#### [TRECHO SELECIONADO]
Mas, vamos mais longe, vamos propor uma outra (existem muitas outras) orientação para a campanha, vamos discutir o que merece um estuprador, para começar, mas também vamos ampliar e pensar sobre o que significa o estupro, quem pratica o estupro, e... especialmente o que leva os grupos sociais, as comunidades, a praticarem linchamento; que é a mais horrível rejeição social a um indivíduo. Ou seja, o mais alto nível de rejeição social ao convívio com um indivíduo, condená-lo à morte sob tortura um crime hediondo praticado coletivamente.
Muito bem, então vamos tirar o foco do debate sobre as vítimas e passar a pensar em como estamos trabalhando com os criminosos. É nesse sentido que apresento o debate a seguir.
Tenho apresentado um debate sobre o direito de pedir pena de morte para estupradores. Para os mais exaltadas, calma, não estamos a fim de matar pessoas! Mas, devemos considerar a realidade como ela se apresenta. Então, pessoas de bom senso, vamos lembrar que no Brasil e no mundo acontecem, muito frequentemente, linchamentos por estupro.
Então, pensando em desarticular a violência do estupro e a violência gerada pelo estupro, o linchamento, vamos refletir sobre a necessidade de, hoje, as leis abarcarem uma outra ideia de merecimento: o que merece um estuprador? E proponho pensarmos esse merecimento a partir dos grupos sociais, da mais impressionante reação dos grupos sociais contra estupradores:
Estupradores merecem ser linchados?
A questão central, nesse caso, é o que fazemos com a revolta dos grupos sociais. Afinal, as pessoas não praticam linchamentos por que acham bacana, isso é um fato. É muita revolta. Acredito que o respeito aos grupos sociais nos levará a encontrar o melhor caminho. Pois, aquilo que não conseguimos resolver individualmente, entendo que deve ser resolvido para o que está além de nós, ou seja, os grupos sociais devem nos ajudar a encontrar o caminho, partindo do estudo dos diversos casos de linchamento contra estupradores, inclusive nas cadeias.
Como antropóloga reconheço que a revolta dos grupos sociais é sempre legítima. As determinações dos grupos sociais que precisam alcançar uma condição de continuidade para a vida social do grupo devem ser respeitadas e reconhecidas pelos outros grupos, especialmente quando já está definido no cotidiano das relações sociais que não se pode conter um determinado tipo de ação dos grupos, como é o caso dos linchamentos. Em outras palavras, estou afirmando que os linchamentos são estratégia dos grupos para sua própria sobrevivência. Ou seja, para os grupos que praticam o linchamento a vida social do próprio grupo é ameaçada pela vida do estuprador, quero dizer que os linchamentos só acontecem por que é insuportável a presença de estupros nesses grupos.

#### [INSTRUÇÕES]
1. Duplique fielmente a passagem do texto sobre linchamento que começa nas palavras "Como antropóloga reconheço" e termina depois de "estupros nesses grupos.".
2. Responda às perguntas abaixo com base no texto sobre linchamento:
(a) Que profissão declara ter quem escreve?
(b) Em que local, segundo o texto, também devem ser estudados os casos de linchamento contra estupradores?
(c) Como o primeiro parágrafo define o linchamento?
3. Prossiga o texto sobre linchamento a partir do ponto em que ele se encerra.

Dados de elementos e regiões
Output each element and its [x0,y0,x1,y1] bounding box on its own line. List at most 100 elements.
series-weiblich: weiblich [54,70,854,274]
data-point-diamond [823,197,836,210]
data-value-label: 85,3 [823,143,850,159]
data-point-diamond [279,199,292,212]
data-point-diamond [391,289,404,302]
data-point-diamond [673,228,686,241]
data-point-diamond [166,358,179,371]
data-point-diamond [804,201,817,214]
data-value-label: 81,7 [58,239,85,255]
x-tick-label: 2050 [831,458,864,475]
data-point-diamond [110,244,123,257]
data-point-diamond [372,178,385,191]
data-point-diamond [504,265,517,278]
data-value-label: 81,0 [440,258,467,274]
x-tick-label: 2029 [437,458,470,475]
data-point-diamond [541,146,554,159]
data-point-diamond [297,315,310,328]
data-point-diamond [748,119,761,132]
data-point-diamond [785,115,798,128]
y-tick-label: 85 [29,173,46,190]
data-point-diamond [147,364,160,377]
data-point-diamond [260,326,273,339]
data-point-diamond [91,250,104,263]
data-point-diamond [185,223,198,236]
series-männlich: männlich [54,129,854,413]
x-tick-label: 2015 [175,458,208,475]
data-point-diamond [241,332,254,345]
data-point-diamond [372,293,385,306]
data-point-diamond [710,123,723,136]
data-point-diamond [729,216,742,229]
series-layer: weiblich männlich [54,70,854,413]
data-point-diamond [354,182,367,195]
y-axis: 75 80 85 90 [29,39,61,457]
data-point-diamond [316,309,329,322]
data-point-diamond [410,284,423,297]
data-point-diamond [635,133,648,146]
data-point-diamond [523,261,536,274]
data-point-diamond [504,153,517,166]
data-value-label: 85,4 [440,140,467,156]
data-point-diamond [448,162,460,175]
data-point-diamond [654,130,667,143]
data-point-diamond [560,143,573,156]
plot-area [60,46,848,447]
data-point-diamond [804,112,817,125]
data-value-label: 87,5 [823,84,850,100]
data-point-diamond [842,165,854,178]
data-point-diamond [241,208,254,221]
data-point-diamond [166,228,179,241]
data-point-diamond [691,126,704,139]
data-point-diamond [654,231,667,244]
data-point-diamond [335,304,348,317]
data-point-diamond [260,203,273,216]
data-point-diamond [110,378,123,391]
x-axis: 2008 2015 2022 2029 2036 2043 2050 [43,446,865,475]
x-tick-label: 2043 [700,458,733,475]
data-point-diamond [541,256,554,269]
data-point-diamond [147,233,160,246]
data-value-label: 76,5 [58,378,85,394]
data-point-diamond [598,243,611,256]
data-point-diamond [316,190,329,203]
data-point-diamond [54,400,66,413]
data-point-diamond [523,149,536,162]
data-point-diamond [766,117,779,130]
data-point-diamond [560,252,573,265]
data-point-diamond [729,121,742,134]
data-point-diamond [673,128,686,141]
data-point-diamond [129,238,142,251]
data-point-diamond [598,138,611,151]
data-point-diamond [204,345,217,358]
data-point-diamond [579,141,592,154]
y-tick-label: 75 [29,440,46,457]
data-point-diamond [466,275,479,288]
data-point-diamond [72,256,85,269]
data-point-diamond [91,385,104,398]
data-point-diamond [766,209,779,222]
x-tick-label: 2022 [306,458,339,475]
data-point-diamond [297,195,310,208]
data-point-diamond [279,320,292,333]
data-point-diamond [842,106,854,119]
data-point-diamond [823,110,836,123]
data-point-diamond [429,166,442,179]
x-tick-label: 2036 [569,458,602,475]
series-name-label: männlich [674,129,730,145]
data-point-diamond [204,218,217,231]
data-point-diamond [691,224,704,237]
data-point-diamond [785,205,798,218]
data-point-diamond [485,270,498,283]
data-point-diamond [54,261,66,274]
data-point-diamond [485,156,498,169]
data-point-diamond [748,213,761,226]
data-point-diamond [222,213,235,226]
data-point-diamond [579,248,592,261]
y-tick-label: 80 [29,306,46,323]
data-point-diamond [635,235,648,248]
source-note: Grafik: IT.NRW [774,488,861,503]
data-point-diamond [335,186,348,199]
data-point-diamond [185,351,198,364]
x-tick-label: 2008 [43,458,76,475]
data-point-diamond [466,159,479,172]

#### [RESPOSTAS EM ORDEM]
1.
Como antropóloga reconheço que a revolta dos grupos sociais é sempre legítima. As determinações dos grupos sociais que precisam alcançar uma condição de continuidade para a vida social do grupo devem ser respeitadas e reconhecidas pelos outros grupos, especialmente quando já está definido no cotidiano das relações sociais que não se pode conter um determinado tipo de ação dos grupos, como é o caso dos linchamentos. Em outras palavras, estou afirmando que os linchamentos são estratégia dos grupos para sua própria sobrevivência. Ou seja, para os grupos que praticam o linchamento a vida social do próprio grupo é ameaçada pela vida do estuprador, quero dizer que os linchamentos só acontecem por que é insuportável a presença de estupros nesses grupos.

2.
(a) Antropóloga.
(b) Nas cadeias.
(c) Como a mais horrível rejeição social a um indivíduo.

3.
Mas, o que estamos fazendo com o fato desses grupos não suportarem a presença de estupradores nos termos da legislação brasileira? Estamos negando o direito dos grupos pedirem por pena de morte para estupradores. Suponho que já deva ser possível compreender um pouco sobre o quanto temos contribuído, através das leis e do pensamento impresso nas campanhas e pesquisas, para que o cenário dos estupros seja, hoje, tal qual ele se apresenta: um horror, e digo isso como mulher.
Chamando a atenção para a realidade vivida por grupos sociais e comunidades no cotidiano, como antropóloga, proponho que reconheçamos nossa realidade, respeitemos nossas limitações enquanto Estado Nacional e dialoguemos com a condição da vida cotidiana dos grupos sociais, por isso defendo que, imediatamente, as leis estatais permitam o reconhecimento da legitimidade da revolta social contra estupradores e incorporem o julgamento sobre a vida ou a morte de estupradores em instâncias do direito legal, por um lado, para evitar que isso aconteça como um espetáculo do horror no cotidiano dos grupos sociais no Brasil; por outro para aliviar a tensão cotidiana vivida nos grupos sociais que lutam por sobreviver com o mínimo de dignidade, pois os linchamentos, enquanto espetáculos de horror, tem por propósito deixar evidente o que são capazes de fazer aquelas pessoas que não suportam esse tipo de crime. Ou seja, o espetáculo é para desencorajar estupradores.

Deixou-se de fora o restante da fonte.